▶ [Provided data]
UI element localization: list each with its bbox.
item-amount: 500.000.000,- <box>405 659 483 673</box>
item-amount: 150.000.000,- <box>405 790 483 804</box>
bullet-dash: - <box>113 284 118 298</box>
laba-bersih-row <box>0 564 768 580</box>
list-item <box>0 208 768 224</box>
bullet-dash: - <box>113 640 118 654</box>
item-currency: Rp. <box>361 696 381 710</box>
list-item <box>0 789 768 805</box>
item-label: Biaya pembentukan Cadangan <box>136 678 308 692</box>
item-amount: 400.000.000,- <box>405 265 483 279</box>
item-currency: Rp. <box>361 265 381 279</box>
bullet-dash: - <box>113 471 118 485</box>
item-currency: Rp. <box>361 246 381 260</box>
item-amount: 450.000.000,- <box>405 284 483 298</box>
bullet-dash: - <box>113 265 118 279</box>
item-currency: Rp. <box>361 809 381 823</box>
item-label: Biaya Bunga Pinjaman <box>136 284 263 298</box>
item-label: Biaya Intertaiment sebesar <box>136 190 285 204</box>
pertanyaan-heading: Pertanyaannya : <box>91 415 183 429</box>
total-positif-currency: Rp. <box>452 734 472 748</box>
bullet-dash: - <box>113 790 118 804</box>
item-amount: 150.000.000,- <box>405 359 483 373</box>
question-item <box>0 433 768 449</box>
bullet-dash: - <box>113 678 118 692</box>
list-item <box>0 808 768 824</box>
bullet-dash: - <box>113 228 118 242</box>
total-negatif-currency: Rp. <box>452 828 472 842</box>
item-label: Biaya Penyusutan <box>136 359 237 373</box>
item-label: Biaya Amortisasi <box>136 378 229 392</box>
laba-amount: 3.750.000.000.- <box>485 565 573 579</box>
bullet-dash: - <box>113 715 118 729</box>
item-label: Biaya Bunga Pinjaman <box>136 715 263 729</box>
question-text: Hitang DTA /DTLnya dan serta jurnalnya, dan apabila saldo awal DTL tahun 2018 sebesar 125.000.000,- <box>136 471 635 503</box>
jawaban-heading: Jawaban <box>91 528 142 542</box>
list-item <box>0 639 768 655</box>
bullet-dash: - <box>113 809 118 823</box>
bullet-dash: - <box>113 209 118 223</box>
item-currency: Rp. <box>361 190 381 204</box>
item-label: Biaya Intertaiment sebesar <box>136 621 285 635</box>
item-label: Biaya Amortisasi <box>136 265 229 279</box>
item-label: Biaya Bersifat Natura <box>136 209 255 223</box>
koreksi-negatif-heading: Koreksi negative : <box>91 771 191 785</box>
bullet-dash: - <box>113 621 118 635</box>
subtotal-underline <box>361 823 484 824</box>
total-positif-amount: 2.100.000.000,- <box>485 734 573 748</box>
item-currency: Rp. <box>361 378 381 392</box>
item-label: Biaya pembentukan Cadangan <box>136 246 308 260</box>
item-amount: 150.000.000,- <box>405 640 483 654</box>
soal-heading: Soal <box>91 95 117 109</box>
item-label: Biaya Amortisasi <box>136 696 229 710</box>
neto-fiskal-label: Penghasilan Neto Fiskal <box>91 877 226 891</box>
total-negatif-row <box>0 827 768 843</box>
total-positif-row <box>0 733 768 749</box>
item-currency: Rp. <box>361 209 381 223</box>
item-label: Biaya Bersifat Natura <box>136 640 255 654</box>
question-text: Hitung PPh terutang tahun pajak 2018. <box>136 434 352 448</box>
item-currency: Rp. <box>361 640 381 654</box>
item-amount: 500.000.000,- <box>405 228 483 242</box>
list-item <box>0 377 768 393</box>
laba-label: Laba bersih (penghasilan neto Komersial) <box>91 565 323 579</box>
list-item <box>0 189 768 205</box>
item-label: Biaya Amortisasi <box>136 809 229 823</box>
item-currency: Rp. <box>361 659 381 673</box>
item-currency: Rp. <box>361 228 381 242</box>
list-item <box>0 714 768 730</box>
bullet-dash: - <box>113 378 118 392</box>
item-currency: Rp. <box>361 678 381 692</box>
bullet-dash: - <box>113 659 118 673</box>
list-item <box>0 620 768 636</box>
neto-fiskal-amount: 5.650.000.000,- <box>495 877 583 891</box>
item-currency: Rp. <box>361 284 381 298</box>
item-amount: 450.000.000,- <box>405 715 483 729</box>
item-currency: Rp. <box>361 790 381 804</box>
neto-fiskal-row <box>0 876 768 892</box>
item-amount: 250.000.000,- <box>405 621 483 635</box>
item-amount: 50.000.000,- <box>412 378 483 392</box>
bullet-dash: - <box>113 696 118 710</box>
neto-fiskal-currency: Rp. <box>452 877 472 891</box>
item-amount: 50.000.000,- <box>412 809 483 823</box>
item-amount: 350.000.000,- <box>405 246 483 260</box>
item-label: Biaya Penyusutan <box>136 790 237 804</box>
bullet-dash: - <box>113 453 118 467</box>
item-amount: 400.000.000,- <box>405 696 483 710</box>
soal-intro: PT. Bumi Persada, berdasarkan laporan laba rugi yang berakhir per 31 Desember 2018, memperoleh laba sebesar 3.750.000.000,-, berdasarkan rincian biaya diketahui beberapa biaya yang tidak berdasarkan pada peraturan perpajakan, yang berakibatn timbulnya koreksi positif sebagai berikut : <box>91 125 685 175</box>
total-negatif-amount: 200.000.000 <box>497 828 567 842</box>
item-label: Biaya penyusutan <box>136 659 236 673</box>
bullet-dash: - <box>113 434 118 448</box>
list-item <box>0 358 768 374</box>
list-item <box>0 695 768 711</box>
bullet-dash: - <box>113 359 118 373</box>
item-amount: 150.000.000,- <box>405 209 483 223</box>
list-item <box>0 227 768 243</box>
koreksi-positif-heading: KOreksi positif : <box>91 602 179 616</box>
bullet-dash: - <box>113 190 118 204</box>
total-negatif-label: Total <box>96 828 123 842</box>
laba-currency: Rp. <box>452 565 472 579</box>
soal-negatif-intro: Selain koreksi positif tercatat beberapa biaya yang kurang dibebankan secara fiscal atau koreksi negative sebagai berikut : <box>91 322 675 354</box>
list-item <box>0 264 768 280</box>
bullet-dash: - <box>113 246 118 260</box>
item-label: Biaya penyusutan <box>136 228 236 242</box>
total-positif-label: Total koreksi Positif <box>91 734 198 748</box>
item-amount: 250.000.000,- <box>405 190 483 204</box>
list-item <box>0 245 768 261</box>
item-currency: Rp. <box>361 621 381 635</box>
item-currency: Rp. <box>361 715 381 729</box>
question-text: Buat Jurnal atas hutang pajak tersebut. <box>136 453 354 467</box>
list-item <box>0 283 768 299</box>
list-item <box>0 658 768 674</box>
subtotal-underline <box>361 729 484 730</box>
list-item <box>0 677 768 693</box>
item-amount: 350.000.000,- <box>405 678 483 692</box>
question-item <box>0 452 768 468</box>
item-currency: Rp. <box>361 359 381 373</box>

▶ [To do] Recast every line of the entries above as a Markdown table with two columns, Row and Line, numbering each row and leaving out any blank lines.

▶ [Answer to this task]
| Row | Line |
|---|---|
| 1 | UI element localization: list each with its bbox. |
| 2 | item-amount: 500.000.000,- <box>405 659 483 673</box> |
| 3 | item-amount: 150.000.000,- <box>405 790 483 804</box> |
| 4 | bullet-dash: - <box>113 284 118 298</box> |
| 5 | laba-bersih-row <box>0 564 768 580</box> |
| 6 | list-item <box>0 208 768 224</box> |
| 7 | bullet-dash: - <box>113 640 118 654</box> |
| 8 | item-currency: Rp. <box>361 696 381 710</box> |
| 9 | list-item <box>0 789 768 805</box> |
| 10 | item-label: Biaya pembentukan Cadangan <box>136 678 308 692</box> |
| 11 | item-amount: 400.000.000,- <box>405 265 483 279</box> |
| 12 | item-currency: Rp. <box>361 265 381 279</box> |
| 13 | bullet-dash: - <box>113 471 118 485</box> |
| 14 | item-currency: Rp. <box>361 246 381 260</box> |
| 15 | item-amount: 450.000.000,- <box>405 284 483 298</box> |
| 16 | bullet-dash: - <box>113 265 118 279</box> |
| 17 | item-currency: Rp. <box>361 809 381 823</box> |
| 18 | item-label: Biaya Bunga Pinjaman <box>136 284 263 298</box> |
| 19 | item-label: Biaya Intertaiment sebesar <box>136 190 285 204</box> |
| 20 | pertanyaan-heading: Pertanyaannya : <box>91 415 183 429</box> |
| 21 | total-positif-currency: Rp. <box>452 734 472 748</box> |
| 22 | bullet-dash: - <box>113 790 118 804</box> |
| 23 | item-amount: 150.000.000,- <box>405 359 483 373</box> |
| 24 | question-item <box>0 433 768 449</box> |
| 25 | bullet-dash: - <box>113 678 118 692</box> |
| 26 | list-item <box>0 808 768 824</box> |
| 27 | bullet-dash: - <box>113 228 118 242</box> |
| 28 | total-negatif-currency: Rp. <box>452 828 472 842</box> |
| 29 | item-label: Biaya Penyusutan <box>136 359 237 373</box> |
| 30 | item-label: Biaya Amortisasi <box>136 378 229 392</box> |
| 31 | laba-amount: 3.750.000.000.- <box>485 565 573 579</box> |
| 32 | bullet-dash: - <box>113 715 118 729</box> |
| 33 | item-label: Biaya Bunga Pinjaman <box>136 715 263 729</box> |
| 34 | question-text: Hitang DTA /DTLnya dan serta jurnalnya, dan apabila saldo awal DTL tahun 2018 sebesar 125.000.000,- <box>136 471 635 503</box> |
| 35 | jawaban-heading: Jawaban <box>91 528 142 542</box> |
| 36 | list-item <box>0 639 768 655</box> |
| 37 | bullet-dash: - <box>113 809 118 823</box> |
| 38 | bullet-dash: - <box>113 209 118 223</box> |
| 39 | item-currency: Rp. <box>361 190 381 204</box> |
| 40 | item-label: Biaya Intertaiment sebesar <box>136 621 285 635</box> |
| 41 | item-label: Biaya Amortisasi <box>136 265 229 279</box> |
| 42 | item-label: Biaya Bersifat Natura <box>136 209 255 223</box> |
| 43 | koreksi-negatif-heading: Koreksi negative : <box>91 771 191 785</box> |
| 44 | bullet-dash: - <box>113 621 118 635</box> |
| 45 | subtotal-underline <box>361 823 484 824</box> |
| 46 | total-positif-amount: 2.100.000.000,- <box>485 734 573 748</box> |
| 47 | item-currency: Rp. <box>361 378 381 392</box> |
| 48 | item-label: Biaya pembentukan Cadangan <box>136 246 308 260</box> |
| 49 | item-amount: 150.000.000,- <box>405 640 483 654</box> |
| 50 | soal-heading: Soal <box>91 95 117 109</box> |
| 51 | item-label: Biaya Amortisasi <box>136 696 229 710</box> |
| 52 | neto-fiskal-label: Penghasilan Neto Fiskal <box>91 877 226 891</box> |
| 53 | total-negatif-row <box>0 827 768 843</box> |
| 54 | total-positif-row <box>0 733 768 749</box> |
| 55 | item-currency: Rp. <box>361 209 381 223</box> |
| 56 | item-label: Biaya Bersifat Natura <box>136 640 255 654</box> |
| 57 | question-text: Hitung PPh terutang tahun pajak 2018. <box>136 434 352 448</box> |
| 58 | item-currency: Rp. <box>361 640 381 654</box> |
| 59 | item-amount: 500.000.000,- <box>405 228 483 242</box> |
| 60 | list-item <box>0 377 768 393</box> |
| 61 | laba-label: Laba bersih (penghasilan neto Komersial) <box>91 565 323 579</box> |
| 62 | list-item <box>0 189 768 205</box> |
| 63 | item-label: Biaya Amortisasi <box>136 809 229 823</box> |
| 64 | item-currency: Rp. <box>361 659 381 673</box> |
| 65 | item-currency: Rp. <box>361 228 381 242</box> |
| 66 | list-item <box>0 714 768 730</box> |
| 67 | bullet-dash: - <box>113 378 118 392</box> |
| 68 | item-currency: Rp. <box>361 678 381 692</box> |
| 69 | bullet-dash: - <box>113 659 118 673</box> |
| 70 | list-item <box>0 620 768 636</box> |
| 71 | neto-fiskal-amount: 5.650.000.000,- <box>495 877 583 891</box> |
| 72 | item-currency: Rp. <box>361 284 381 298</box> |
| 73 | item-amount: 450.000.000,- <box>405 715 483 729</box> |
| 74 | item-currency: Rp. <box>361 790 381 804</box> |
| 75 | neto-fiskal-row <box>0 876 768 892</box> |
| 76 | item-amount: 250.000.000,- <box>405 621 483 635</box> |
| 77 | item-amount: 50.000.000,- <box>412 378 483 392</box> |
| 78 | bullet-dash: - <box>113 696 118 710</box> |
| 79 | neto-fiskal-currency: Rp. <box>452 877 472 891</box> |
| 80 | item-amount: 50.000.000,- <box>412 809 483 823</box> |
| 81 | item-amount: 350.000.000,- <box>405 246 483 260</box> |
| 82 | item-label: Biaya Penyusutan <box>136 790 237 804</box> |
| 83 | bullet-dash: - <box>113 453 118 467</box> |
| 84 | item-amount: 400.000.000,- <box>405 696 483 710</box> |
| 85 | soal-intro: PT. Bumi Persada, berdasarkan laporan laba rugi yang berakhir per 31 Desember 2018, memperoleh laba sebesar 3.750.000.000,-, berdasarkan rincian biaya diketahui beberapa biaya yang tidak berdasarkan pada peraturan perpajakan, yang berakibatn timbulnya koreksi positif sebagai berikut : <box>91 125 685 175</box> |
| 86 | total-negatif-amount: 200.000.000 <box>497 828 567 842</box> |
| 87 | item-label: Biaya penyusutan <box>136 659 236 673</box> |
| 88 | bullet-dash: - <box>113 434 118 448</box> |
| 89 | list-item <box>0 358 768 374</box> |
| 90 | list-item <box>0 695 768 711</box> |
| 91 | bullet-dash: - <box>113 359 118 373</box> |
| 92 | item-amount: 150.000.000,- <box>405 209 483 223</box> |
| 93 | list-item <box>0 227 768 243</box> |
| 94 | koreksi-positif-heading: KOreksi positif : <box>91 602 179 616</box> |
| 95 | bullet-dash: - <box>113 190 118 204</box> |
| 96 | total-negatif-label: Total <box>96 828 123 842</box> |
| 97 | laba-currency: Rp. <box>452 565 472 579</box> |
| 98 | soal-negatif-intro: Selain koreksi positif tercatat beberapa biaya yang kurang dibebankan secara fiscal atau koreksi negative sebagai berikut : <box>91 322 675 354</box> |
| 99 | list-item <box>0 264 768 280</box> |
| 100 | bullet-dash: - <box>113 246 118 260</box> |
| 101 | item-label: Biaya penyusutan <box>136 228 236 242</box> |
| 102 | total-positif-label: Total koreksi Positif <box>91 734 198 748</box> |
| 103 | item-amount: 250.000.000,- <box>405 190 483 204</box> |
| 104 | list-item <box>0 245 768 261</box> |
| 105 | item-currency: Rp. <box>361 621 381 635</box> |
| 106 | item-currency: Rp. <box>361 715 381 729</box> |
| 107 | question-text: Buat Jurnal atas hutang pajak tersebut. <box>136 453 354 467</box> |
| 108 | list-item <box>0 283 768 299</box> |
| 109 | list-item <box>0 658 768 674</box> |
| 110 | subtotal-underline <box>361 729 484 730</box> |
| 111 | list-item <box>0 677 768 693</box> |
| 112 | item-amount: 350.000.000,- <box>405 678 483 692</box> |
| 113 | question-item <box>0 452 768 468</box> |
| 114 | item-currency: Rp. <box>361 359 381 373</box> |